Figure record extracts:
☆ ☆ ☆

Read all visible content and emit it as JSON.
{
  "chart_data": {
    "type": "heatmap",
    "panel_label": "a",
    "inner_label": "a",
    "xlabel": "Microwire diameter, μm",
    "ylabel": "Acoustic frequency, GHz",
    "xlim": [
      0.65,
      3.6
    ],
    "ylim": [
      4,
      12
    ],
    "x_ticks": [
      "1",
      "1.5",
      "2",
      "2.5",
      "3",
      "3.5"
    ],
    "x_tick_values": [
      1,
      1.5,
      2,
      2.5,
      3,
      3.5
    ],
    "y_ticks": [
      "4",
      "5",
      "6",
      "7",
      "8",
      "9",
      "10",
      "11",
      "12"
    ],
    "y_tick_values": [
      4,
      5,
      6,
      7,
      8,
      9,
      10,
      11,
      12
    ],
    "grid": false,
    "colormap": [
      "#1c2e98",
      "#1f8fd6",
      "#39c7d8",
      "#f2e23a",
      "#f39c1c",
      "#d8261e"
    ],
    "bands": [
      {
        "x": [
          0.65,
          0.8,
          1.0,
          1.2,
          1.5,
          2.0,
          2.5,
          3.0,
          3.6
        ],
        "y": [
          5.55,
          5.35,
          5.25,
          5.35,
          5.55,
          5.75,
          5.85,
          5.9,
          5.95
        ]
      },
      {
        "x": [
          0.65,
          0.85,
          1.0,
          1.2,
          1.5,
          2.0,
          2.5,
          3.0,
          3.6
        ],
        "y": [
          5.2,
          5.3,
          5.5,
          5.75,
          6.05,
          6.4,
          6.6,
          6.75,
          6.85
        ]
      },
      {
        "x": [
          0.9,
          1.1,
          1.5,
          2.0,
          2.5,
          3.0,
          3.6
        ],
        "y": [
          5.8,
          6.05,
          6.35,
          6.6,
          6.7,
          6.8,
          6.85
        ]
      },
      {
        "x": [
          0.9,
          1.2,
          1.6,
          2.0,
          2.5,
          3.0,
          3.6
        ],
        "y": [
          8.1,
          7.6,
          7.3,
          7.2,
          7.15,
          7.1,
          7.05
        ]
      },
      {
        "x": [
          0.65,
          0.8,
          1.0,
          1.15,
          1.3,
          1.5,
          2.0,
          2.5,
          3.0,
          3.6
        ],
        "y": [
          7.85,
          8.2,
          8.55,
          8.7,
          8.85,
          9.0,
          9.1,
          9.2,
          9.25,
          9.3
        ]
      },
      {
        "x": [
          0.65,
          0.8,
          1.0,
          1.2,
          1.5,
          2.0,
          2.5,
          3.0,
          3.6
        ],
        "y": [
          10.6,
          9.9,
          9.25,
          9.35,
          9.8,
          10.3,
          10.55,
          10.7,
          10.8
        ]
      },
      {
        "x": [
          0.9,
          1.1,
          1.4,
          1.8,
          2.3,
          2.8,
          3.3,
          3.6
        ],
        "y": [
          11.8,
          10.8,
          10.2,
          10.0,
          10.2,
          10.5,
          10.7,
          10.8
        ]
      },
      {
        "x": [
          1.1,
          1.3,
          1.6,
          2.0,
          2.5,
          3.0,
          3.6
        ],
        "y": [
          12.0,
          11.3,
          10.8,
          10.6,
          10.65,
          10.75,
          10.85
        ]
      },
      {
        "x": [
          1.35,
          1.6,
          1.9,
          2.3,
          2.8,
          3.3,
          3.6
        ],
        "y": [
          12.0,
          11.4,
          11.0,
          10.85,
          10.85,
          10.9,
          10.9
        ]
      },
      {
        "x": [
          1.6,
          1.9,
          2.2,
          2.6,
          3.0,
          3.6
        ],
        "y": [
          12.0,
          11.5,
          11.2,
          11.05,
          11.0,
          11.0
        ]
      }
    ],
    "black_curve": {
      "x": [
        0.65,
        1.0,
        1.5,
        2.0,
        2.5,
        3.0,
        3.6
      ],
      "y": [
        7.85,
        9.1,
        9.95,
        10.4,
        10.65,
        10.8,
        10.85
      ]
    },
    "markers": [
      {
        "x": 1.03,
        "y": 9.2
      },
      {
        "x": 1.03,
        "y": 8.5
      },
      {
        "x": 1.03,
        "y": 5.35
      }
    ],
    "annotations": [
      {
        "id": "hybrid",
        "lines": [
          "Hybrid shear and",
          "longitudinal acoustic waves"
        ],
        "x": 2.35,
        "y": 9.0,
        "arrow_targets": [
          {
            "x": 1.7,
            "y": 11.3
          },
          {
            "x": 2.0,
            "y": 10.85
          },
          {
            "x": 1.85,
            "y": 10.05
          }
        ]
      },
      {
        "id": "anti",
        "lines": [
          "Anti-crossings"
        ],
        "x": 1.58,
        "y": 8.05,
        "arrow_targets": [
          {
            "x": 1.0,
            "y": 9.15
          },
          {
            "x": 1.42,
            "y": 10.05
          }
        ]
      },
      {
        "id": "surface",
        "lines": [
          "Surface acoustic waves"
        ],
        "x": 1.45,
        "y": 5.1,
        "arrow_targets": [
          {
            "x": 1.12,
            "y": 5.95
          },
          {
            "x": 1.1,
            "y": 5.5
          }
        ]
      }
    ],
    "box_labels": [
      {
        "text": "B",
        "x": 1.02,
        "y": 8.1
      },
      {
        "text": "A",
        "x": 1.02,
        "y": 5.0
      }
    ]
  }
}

☆ ☆ ☆

Each entry above needs to be retyped exactly.

Result of this exercise →
Read all visible content and emit it as JSON.
{
  "chart_data": {
    "type": "heatmap",
    "panel_label": "a",
    "inner_label": "a",
    "xlabel": "Microwire diameter, μm",
    "ylabel": "Acoustic frequency, GHz",
    "xlim": [
      0.65,
      3.6
    ],
    "ylim": [
      4,
      12
    ],
    "x_ticks": [
      "1",
      "1.5",
      "2",
      "2.5",
      "3",
      "3.5"
    ],
    "x_tick_values": [
      1,
      1.5,
      2,
      2.5,
      3,
      3.5
    ],
    "y_ticks": [
      "4",
      "5",
      "6",
      "7",
      "8",
      "9",
      "10",
      "11",
      "12"
    ],
    "y_tick_values": [
      4,
      5,
      6,
      7,
      8,
      9,
      10,
      11,
      12
    ],
    "grid": false,
    "colormap": [
      "#1c2e98",
      "#1f8fd6",
      "#39c7d8",
      "#f2e23a",
      "#f39c1c",
      "#d8261e"
    ],
    "bands": [
      {
        "x": [
          0.65,
          0.8,
          1.0,
          1.2,
          1.5,
          2.0,
          2.5,
          3.0,
          3.6
        ],
        "y": [
          5.55,
          5.35,
          5.25,
          5.35,
          5.55,
          5.75,
          5.85,
          5.9,
          5.95
        ]
      },
      {
        "x": [
          0.65,
          0.85,
          1.0,
          1.2,
          1.5,
          2.0,
          2.5,
          3.0,
          3.6
        ],
        "y": [
          5.2,
          5.3,
          5.5,
          5.75,
          6.05,
          6.4,
          6.6,
          6.75,
          6.85
        ]
      },
      {
        "x": [
          0.9,
          1.1,
          1.5,
          2.0,
          2.5,
          3.0,
          3.6
        ],
        "y": [
          5.8,
          6.05,
          6.35,
          6.6,
          6.7,
          6.8,
          6.85
        ]
      },
      {
        "x": [
          0.9,
          1.2,
          1.6,
          2.0,
          2.5,
          3.0,
          3.6
        ],
        "y": [
          8.1,
          7.6,
          7.3,
          7.2,
          7.15,
          7.1,
          7.05
        ]
      },
      {
        "x": [
          0.65,
          0.8,
          1.0,
          1.15,
          1.3,
          1.5,
          2.0,
          2.5,
          3.0,
          3.6
        ],
        "y": [
          7.85,
          8.2,
          8.55,
          8.7,
          8.85,
          9.0,
          9.1,
          9.2,
          9.25,
          9.3
        ]
      },
      {
        "x": [
          0.65,
          0.8,
          1.0,
          1.2,
          1.5,
          2.0,
          2.5,
          3.0,
          3.6
        ],
        "y": [
          10.6,
          9.9,
          9.25,
          9.35,
          9.8,
          10.3,
          10.55,
          10.7,
          10.8
        ]
      },
      {
        "x": [
          0.9,
          1.1,
          1.4,
          1.8,
          2.3,
          2.8,
          3.3,
          3.6
        ],
        "y": [
          11.8,
          10.8,
          10.2,
          10.0,
          10.2,
          10.5,
          10.7,
          10.8
        ]
      },
      {
        "x": [
          1.1,
          1.3,
          1.6,
          2.0,
          2.5,
          3.0,
          3.6
        ],
        "y": [
          12.0,
          11.3,
          10.8,
          10.6,
          10.65,
          10.75,
          10.85
        ]
      },
      {
        "x": [
          1.35,
          1.6,
          1.9,
          2.3,
          2.8,
          3.3,
          3.6
        ],
        "y": [
          12.0,
          11.4,
          11.0,
          10.85,
          10.85,
          10.9,
          10.9
        ]
      },
      {
        "x": [
          1.6,
          1.9,
          2.2,
          2.6,
          3.0,
          3.6
        ],
        "y": [
          12.0,
          11.5,
          11.2,
          11.05,
          11.0,
          11.0
        ]
      }
    ],
    "black_curve": {
      "x": [
        0.65,
        1.0,
        1.5,
        2.0,
        2.5,
        3.0,
        3.6
      ],
      "y": [
        7.85,
        9.1,
        9.95,
        10.4,
        10.65,
        10.8,
        10.85
      ]
    },
    "markers": [
      {
        "x": 1.03,
        "y": 9.2
      },
      {
        "x": 1.03,
        "y": 8.5
      },
      {
        "x": 1.03,
        "y": 5.35
      }
    ],
    "annotations": [
      {
        "id": "hybrid",
        "lines": [
          "Hybrid shear and",
          "longitudinal acoustic waves"
        ],
        "x": 2.35,
        "y": 9.0,
        "arrow_targets": [
          {
            "x": 1.7,
            "y": 11.3
          },
          {
            "x": 2.0,
            "y": 10.85
          },
          {
            "x": 1.85,
            "y": 10.05
          }
        ]
      },
      {
        "id": "anti",
        "lines": [
          "Anti-crossings"
        ],
        "x": 1.58,
        "y": 8.05,
        "arrow_targets": [
          {
            "x": 1.0,
            "y": 9.15
          },
          {
            "x": 1.42,
            "y": 10.05
          }
        ]
      },
      {
        "id": "surface",
        "lines": [
          "Surface acoustic waves"
        ],
        "x": 1.45,
        "y": 5.1,
        "arrow_targets": [
          {
            "x": 1.12,
            "y": 5.95
          },
          {
            "x": 1.1,
            "y": 5.5
          }
        ]
      }
    ],
    "box_labels": [
      {
        "text": "B",
        "x": 1.02,
        "y": 8.1
      },
      {
        "text": "A",
        "x": 1.02,
        "y": 5.0
      }
    ]
  }
}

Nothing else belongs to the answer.